- [GIVEN REQUEST] Please transcribe the data that follows without the pictures, keeping every word the same.

- [RECORDS SHOWN]
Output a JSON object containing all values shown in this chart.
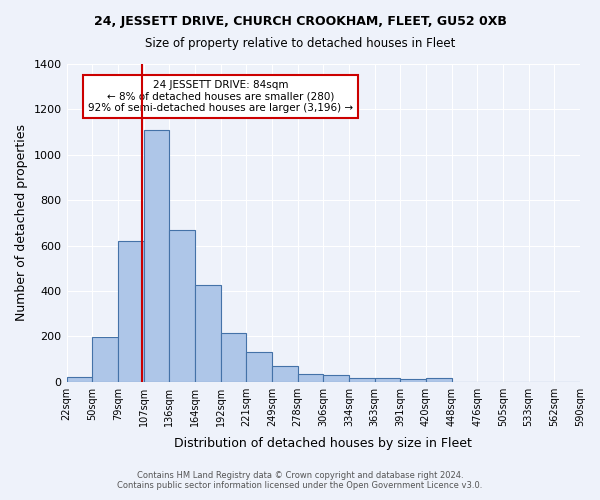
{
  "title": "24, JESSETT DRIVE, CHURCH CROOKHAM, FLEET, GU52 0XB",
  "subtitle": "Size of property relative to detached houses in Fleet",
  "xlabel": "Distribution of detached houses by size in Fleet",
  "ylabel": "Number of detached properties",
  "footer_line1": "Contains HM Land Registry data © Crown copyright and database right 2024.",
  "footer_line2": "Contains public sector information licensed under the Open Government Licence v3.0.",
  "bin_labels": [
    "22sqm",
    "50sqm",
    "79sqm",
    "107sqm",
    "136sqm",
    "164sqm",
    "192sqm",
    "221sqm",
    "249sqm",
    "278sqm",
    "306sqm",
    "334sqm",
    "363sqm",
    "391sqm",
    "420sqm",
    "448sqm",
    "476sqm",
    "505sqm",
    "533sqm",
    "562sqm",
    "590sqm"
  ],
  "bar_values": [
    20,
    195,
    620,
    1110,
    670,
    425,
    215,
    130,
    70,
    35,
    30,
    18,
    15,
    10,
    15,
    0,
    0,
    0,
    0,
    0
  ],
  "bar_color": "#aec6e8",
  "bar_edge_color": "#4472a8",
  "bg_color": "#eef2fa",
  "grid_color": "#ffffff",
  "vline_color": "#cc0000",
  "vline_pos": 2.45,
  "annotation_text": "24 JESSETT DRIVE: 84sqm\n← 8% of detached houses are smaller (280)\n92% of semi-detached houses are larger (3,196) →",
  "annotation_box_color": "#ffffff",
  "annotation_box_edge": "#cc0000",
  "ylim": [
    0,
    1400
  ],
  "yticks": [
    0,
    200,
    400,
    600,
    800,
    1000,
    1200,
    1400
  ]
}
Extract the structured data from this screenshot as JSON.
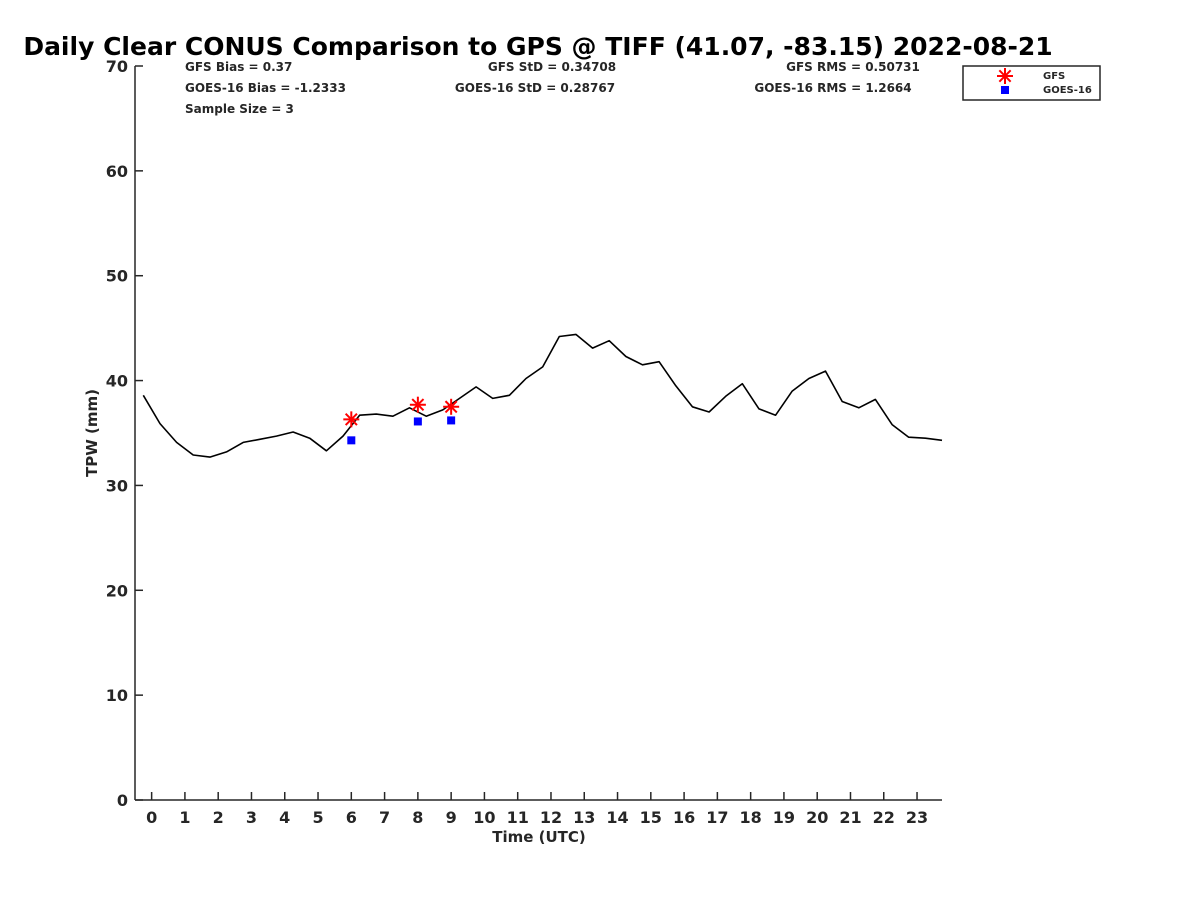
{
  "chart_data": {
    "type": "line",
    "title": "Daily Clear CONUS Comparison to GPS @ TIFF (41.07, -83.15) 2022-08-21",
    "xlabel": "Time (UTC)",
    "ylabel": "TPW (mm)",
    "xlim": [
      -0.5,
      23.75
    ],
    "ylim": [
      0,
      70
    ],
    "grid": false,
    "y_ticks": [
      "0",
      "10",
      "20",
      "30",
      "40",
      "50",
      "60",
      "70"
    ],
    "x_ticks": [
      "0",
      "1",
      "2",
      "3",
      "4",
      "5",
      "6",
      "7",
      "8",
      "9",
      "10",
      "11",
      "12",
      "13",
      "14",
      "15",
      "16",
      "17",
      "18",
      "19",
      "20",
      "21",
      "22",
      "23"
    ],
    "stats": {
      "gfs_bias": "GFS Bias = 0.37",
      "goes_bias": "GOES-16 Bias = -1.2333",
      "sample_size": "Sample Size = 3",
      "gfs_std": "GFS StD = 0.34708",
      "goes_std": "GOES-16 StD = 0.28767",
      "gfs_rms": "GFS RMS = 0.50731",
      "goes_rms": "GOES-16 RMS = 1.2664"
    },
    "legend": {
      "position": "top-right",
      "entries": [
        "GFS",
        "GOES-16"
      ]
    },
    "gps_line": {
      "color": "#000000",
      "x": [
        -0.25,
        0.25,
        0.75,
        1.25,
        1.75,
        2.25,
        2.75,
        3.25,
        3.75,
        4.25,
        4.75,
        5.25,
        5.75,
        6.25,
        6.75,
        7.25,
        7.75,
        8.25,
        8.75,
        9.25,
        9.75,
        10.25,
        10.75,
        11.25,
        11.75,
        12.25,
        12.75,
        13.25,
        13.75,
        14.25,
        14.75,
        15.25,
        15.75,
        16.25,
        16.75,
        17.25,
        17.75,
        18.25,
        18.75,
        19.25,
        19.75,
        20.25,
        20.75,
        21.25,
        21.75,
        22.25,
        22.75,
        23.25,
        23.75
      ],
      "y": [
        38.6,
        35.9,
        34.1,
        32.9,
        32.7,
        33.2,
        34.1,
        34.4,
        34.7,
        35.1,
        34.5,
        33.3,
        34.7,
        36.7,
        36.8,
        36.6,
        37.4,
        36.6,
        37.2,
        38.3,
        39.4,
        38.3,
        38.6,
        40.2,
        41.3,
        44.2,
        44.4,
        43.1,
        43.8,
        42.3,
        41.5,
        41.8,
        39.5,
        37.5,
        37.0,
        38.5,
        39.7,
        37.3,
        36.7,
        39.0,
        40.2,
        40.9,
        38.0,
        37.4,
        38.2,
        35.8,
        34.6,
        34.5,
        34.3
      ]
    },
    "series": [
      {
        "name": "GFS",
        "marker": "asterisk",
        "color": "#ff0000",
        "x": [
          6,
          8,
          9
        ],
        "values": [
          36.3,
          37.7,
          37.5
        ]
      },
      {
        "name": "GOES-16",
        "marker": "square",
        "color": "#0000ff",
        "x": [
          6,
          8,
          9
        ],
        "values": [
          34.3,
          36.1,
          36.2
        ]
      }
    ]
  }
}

- [SOLUTION]
Output a JSON object containing all values shown in this chart.
{
  "title": "24, JESSETT DRIVE, CHURCH CROOKHAM, FLEET, GU52 0XB",
  "subtitle": "Size of property relative to detached houses in Fleet",
  "xlabel": "Distribution of detached houses by size in Fleet",
  "ylabel": "Number of detached properties",
  "footer_line1": "Contains HM Land Registry data © Crown copyright and database right 2024.",
  "footer_line2": "Contains public sector information licensed under the Open Government Licence v3.0.",
  "bin_labels": [
    "22sqm",
    "50sqm",
    "79sqm",
    "107sqm",
    "136sqm",
    "164sqm",
    "192sqm",
    "221sqm",
    "249sqm",
    "278sqm",
    "306sqm",
    "334sqm",
    "363sqm",
    "391sqm",
    "420sqm",
    "448sqm",
    "476sqm",
    "505sqm",
    "533sqm",
    "562sqm",
    "590sqm"
  ],
  "bar_values": [
    20,
    195,
    620,
    1110,
    670,
    425,
    215,
    130,
    70,
    35,
    30,
    18,
    15,
    10,
    15,
    0,
    0,
    0,
    0,
    0
  ],
  "bar_color": "#aec6e8",
  "bar_edge_color": "#4472a8",
  "bg_color": "#eef2fa",
  "grid_color": "#ffffff",
  "vline_color": "#cc0000",
  "vline_pos": 2.45,
  "annotation_text": "24 JESSETT DRIVE: 84sqm\n← 8% of detached houses are smaller (280)\n92% of semi-detached houses are larger (3,196) →",
  "annotation_box_color": "#ffffff",
  "annotation_box_edge": "#cc0000",
  "ylim": [
    0,
    1400
  ],
  "yticks": [
    0,
    200,
    400,
    600,
    800,
    1000,
    1200,
    1400
  ]
}
Extract the structured data from this screenshot as JSON.
{
  "chart_data": {
    "type": "line",
    "title": "Daily Clear CONUS Comparison to GPS @ TIFF (41.07, -83.15) 2022-08-21",
    "xlabel": "Time (UTC)",
    "ylabel": "TPW (mm)",
    "xlim": [
      -0.5,
      23.75
    ],
    "ylim": [
      0,
      70
    ],
    "grid": false,
    "y_ticks": [
      "0",
      "10",
      "20",
      "30",
      "40",
      "50",
      "60",
      "70"
    ],
    "x_ticks": [
      "0",
      "1",
      "2",
      "3",
      "4",
      "5",
      "6",
      "7",
      "8",
      "9",
      "10",
      "11",
      "12",
      "13",
      "14",
      "15",
      "16",
      "17",
      "18",
      "19",
      "20",
      "21",
      "22",
      "23"
    ],
    "stats": {
      "gfs_bias": "GFS Bias = 0.37",
      "goes_bias": "GOES-16 Bias = -1.2333",
      "sample_size": "Sample Size = 3",
      "gfs_std": "GFS StD = 0.34708",
      "goes_std": "GOES-16 StD = 0.28767",
      "gfs_rms": "GFS RMS = 0.50731",
      "goes_rms": "GOES-16 RMS = 1.2664"
    },
    "legend": {
      "position": "top-right",
      "entries": [
        "GFS",
        "GOES-16"
      ]
    },
    "gps_line": {
      "color": "#000000",
      "x": [
        -0.25,
        0.25,
        0.75,
        1.25,
        1.75,
        2.25,
        2.75,
        3.25,
        3.75,
        4.25,
        4.75,
        5.25,
        5.75,
        6.25,
        6.75,
        7.25,
        7.75,
        8.25,
        8.75,
        9.25,
        9.75,
        10.25,
        10.75,
        11.25,
        11.75,
        12.25,
        12.75,
        13.25,
        13.75,
        14.25,
        14.75,
        15.25,
        15.75,
        16.25,
        16.75,
        17.25,
        17.75,
        18.25,
        18.75,
        19.25,
        19.75,
        20.25,
        20.75,
        21.25,
        21.75,
        22.25,
        22.75,
        23.25,
        23.75
      ],
      "y": [
        38.6,
        35.9,
        34.1,
        32.9,
        32.7,
        33.2,
        34.1,
        34.4,
        34.7,
        35.1,
        34.5,
        33.3,
        34.7,
        36.7,
        36.8,
        36.6,
        37.4,
        36.6,
        37.2,
        38.3,
        39.4,
        38.3,
        38.6,
        40.2,
        41.3,
        44.2,
        44.4,
        43.1,
        43.8,
        42.3,
        41.5,
        41.8,
        39.5,
        37.5,
        37.0,
        38.5,
        39.7,
        37.3,
        36.7,
        39.0,
        40.2,
        40.9,
        38.0,
        37.4,
        38.2,
        35.8,
        34.6,
        34.5,
        34.3
      ]
    },
    "series": [
      {
        "name": "GFS",
        "marker": "asterisk",
        "color": "#ff0000",
        "x": [
          6,
          8,
          9
        ],
        "values": [
          36.3,
          37.7,
          37.5
        ]
      },
      {
        "name": "GOES-16",
        "marker": "square",
        "color": "#0000ff",
        "x": [
          6,
          8,
          9
        ],
        "values": [
          34.3,
          36.1,
          36.2
        ]
      }
    ]
  }
}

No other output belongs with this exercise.